(Request):
Write out the material again word for word, dropping any images it holds.

(Given data):

■ ■ ■ ■

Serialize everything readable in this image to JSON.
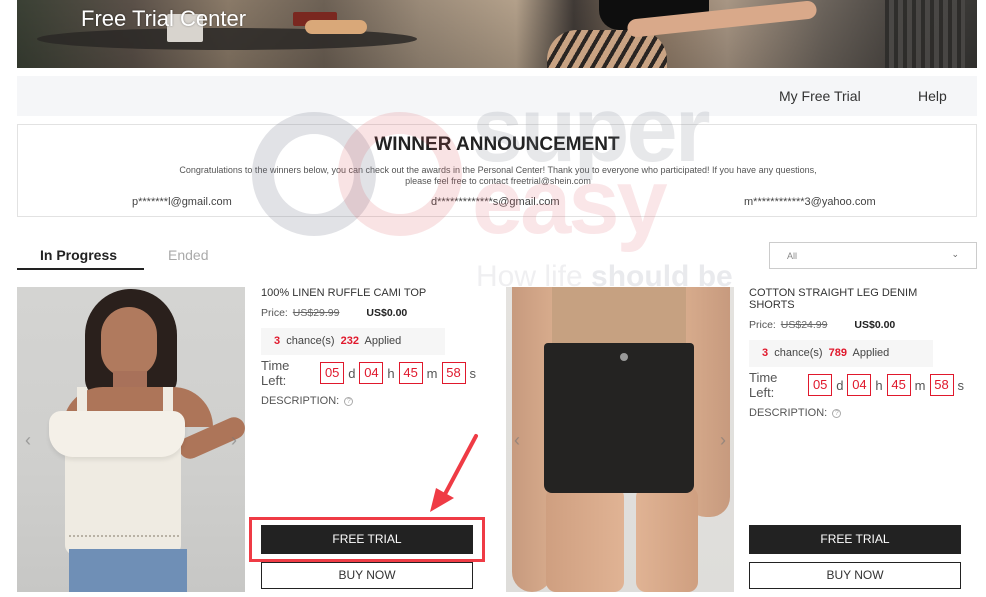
{
  "banner": {
    "title": "Free Trial Center"
  },
  "navbar": {
    "links": [
      {
        "label": "My Free Trial"
      },
      {
        "label": "Help"
      }
    ]
  },
  "announcement": {
    "title": "WINNER ANNOUNCEMENT",
    "text": "Congratulations to the winners below, you can check out the awards in the Personal Center! Thank you to everyone who participated! If you have any questions, please feel free to contact freetrial@shein.com",
    "winners": [
      "p*******l@gmail.com",
      "d*************s@gmail.com",
      "m************3@yahoo.com"
    ]
  },
  "watermark": {
    "line1": "super",
    "line2": "easy",
    "tagline_light": "How life ",
    "tagline_bold": "should be"
  },
  "tabs": [
    {
      "label": "In Progress",
      "active": true
    },
    {
      "label": "Ended",
      "active": false
    }
  ],
  "filter": {
    "selected": "All",
    "chevron": "⌄"
  },
  "icons": {
    "prev": "‹",
    "next": "›",
    "question": "?"
  },
  "products": [
    {
      "name": "100% LINEN RUFFLE CAMI TOP",
      "price_label": "Price:",
      "original_price": "US$29.99",
      "trial_price": "US$0.00",
      "chances": "3",
      "chances_label": "chance(s)",
      "applied": "232",
      "applied_label": "Applied",
      "time_left_label": "Time Left:",
      "time_left": {
        "days": "05",
        "hours": "04",
        "minutes": "45",
        "seconds": "58"
      },
      "units": {
        "d": "d",
        "h": "h",
        "m": "m",
        "s": "s"
      },
      "description_label": "DESCRIPTION:",
      "free_trial_label": "FREE TRIAL",
      "buy_now_label": "BUY NOW",
      "highlighted": true
    },
    {
      "name": "COTTON STRAIGHT LEG DENIM SHORTS",
      "price_label": "Price:",
      "original_price": "US$24.99",
      "trial_price": "US$0.00",
      "chances": "3",
      "chances_label": "chance(s)",
      "applied": "789",
      "applied_label": "Applied",
      "time_left_label": "Time Left:",
      "time_left": {
        "days": "05",
        "hours": "04",
        "minutes": "45",
        "seconds": "58"
      },
      "units": {
        "d": "d",
        "h": "h",
        "m": "m",
        "s": "s"
      },
      "description_label": "DESCRIPTION:",
      "free_trial_label": "FREE TRIAL",
      "buy_now_label": "BUY NOW",
      "highlighted": false
    }
  ],
  "colors": {
    "accent_red": "#e0182c",
    "annotation_red": "#ef3b45",
    "button_dark": "#222222",
    "navbar_bg": "#f5f6f8"
  }
}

■ ■ ■ ■

(Result of the task):
Serialize everything readable in this image to JSON.
{
  "banner": {
    "title": "Free Trial Center"
  },
  "navbar": {
    "links": [
      {
        "label": "My Free Trial"
      },
      {
        "label": "Help"
      }
    ]
  },
  "announcement": {
    "title": "WINNER ANNOUNCEMENT",
    "text": "Congratulations to the winners below, you can check out the awards in the Personal Center! Thank you to everyone who participated! If you have any questions, please feel free to contact freetrial@shein.com",
    "winners": [
      "p*******l@gmail.com",
      "d*************s@gmail.com",
      "m************3@yahoo.com"
    ]
  },
  "watermark": {
    "line1": "super",
    "line2": "easy",
    "tagline_light": "How life ",
    "tagline_bold": "should be"
  },
  "tabs": [
    {
      "label": "In Progress",
      "active": true
    },
    {
      "label": "Ended",
      "active": false
    }
  ],
  "filter": {
    "selected": "All",
    "chevron": "⌄"
  },
  "icons": {
    "prev": "‹",
    "next": "›",
    "question": "?"
  },
  "products": [
    {
      "name": "100% LINEN RUFFLE CAMI TOP",
      "price_label": "Price:",
      "original_price": "US$29.99",
      "trial_price": "US$0.00",
      "chances": "3",
      "chances_label": "chance(s)",
      "applied": "232",
      "applied_label": "Applied",
      "time_left_label": "Time Left:",
      "time_left": {
        "days": "05",
        "hours": "04",
        "minutes": "45",
        "seconds": "58"
      },
      "units": {
        "d": "d",
        "h": "h",
        "m": "m",
        "s": "s"
      },
      "description_label": "DESCRIPTION:",
      "free_trial_label": "FREE TRIAL",
      "buy_now_label": "BUY NOW",
      "highlighted": true
    },
    {
      "name": "COTTON STRAIGHT LEG DENIM SHORTS",
      "price_label": "Price:",
      "original_price": "US$24.99",
      "trial_price": "US$0.00",
      "chances": "3",
      "chances_label": "chance(s)",
      "applied": "789",
      "applied_label": "Applied",
      "time_left_label": "Time Left:",
      "time_left": {
        "days": "05",
        "hours": "04",
        "minutes": "45",
        "seconds": "58"
      },
      "units": {
        "d": "d",
        "h": "h",
        "m": "m",
        "s": "s"
      },
      "description_label": "DESCRIPTION:",
      "free_trial_label": "FREE TRIAL",
      "buy_now_label": "BUY NOW",
      "highlighted": false
    }
  ],
  "colors": {
    "accent_red": "#e0182c",
    "annotation_red": "#ef3b45",
    "button_dark": "#222222",
    "navbar_bg": "#f5f6f8"
  }
}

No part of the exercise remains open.